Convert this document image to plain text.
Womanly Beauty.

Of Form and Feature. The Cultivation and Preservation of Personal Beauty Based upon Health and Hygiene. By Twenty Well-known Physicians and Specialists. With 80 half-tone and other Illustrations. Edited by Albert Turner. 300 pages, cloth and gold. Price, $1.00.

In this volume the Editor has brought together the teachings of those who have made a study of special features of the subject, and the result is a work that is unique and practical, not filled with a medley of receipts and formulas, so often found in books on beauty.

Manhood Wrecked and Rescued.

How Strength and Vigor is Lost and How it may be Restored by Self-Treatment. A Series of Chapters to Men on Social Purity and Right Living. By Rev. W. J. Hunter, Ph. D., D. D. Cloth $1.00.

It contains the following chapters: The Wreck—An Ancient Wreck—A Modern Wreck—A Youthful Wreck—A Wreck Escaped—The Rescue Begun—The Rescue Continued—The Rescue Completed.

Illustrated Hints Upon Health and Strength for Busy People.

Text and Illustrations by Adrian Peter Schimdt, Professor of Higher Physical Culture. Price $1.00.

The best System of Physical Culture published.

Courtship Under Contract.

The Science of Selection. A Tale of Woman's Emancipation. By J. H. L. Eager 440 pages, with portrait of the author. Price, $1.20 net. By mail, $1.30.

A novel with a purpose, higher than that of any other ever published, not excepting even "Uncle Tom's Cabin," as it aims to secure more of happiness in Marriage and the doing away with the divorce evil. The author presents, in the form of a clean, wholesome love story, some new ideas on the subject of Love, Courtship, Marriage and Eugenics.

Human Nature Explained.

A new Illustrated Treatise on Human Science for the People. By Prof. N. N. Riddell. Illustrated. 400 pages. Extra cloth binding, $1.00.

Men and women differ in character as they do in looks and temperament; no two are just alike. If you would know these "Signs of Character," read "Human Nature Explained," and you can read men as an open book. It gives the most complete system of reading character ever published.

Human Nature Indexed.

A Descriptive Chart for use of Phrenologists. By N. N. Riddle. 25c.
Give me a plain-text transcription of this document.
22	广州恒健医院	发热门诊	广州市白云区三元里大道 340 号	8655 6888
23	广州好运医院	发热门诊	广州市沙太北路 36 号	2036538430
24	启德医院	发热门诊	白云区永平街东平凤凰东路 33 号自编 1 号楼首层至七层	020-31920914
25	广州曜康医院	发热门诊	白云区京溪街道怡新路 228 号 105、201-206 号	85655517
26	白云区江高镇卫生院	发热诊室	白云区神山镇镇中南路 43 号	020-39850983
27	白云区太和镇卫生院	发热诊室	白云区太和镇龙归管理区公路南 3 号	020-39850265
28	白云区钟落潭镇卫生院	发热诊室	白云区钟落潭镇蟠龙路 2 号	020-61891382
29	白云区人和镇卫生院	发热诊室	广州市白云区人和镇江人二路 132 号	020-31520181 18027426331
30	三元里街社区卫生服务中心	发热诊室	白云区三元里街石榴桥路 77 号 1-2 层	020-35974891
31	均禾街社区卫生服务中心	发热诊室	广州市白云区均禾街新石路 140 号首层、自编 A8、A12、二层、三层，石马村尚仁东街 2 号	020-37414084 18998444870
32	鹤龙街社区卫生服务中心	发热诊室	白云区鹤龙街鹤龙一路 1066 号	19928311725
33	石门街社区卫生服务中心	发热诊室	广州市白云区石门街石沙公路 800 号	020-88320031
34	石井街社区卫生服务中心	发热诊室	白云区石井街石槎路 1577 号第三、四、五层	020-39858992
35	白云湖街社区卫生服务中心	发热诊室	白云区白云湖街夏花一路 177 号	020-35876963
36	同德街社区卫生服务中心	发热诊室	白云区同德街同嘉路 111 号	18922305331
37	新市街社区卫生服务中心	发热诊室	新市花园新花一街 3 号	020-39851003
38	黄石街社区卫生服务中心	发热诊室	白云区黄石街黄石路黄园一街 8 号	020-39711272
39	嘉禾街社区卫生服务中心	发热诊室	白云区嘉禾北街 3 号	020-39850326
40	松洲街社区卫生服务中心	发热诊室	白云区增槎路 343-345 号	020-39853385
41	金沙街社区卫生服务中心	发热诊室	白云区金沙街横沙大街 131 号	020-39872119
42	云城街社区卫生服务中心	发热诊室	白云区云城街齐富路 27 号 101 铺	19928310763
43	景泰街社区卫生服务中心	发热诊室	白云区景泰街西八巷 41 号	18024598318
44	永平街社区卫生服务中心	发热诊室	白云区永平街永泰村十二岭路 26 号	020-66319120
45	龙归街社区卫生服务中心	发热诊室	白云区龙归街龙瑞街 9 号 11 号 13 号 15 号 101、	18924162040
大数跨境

• [Written instruction]:
Read through the entries and copy each line in which "Culture" appears.

• [Response to this exercise]:
Text and Illustrations by Adrian Peter Schimdt, Professor of Higher Physical Culture. Price $1.00.
The best System of Physical Culture published.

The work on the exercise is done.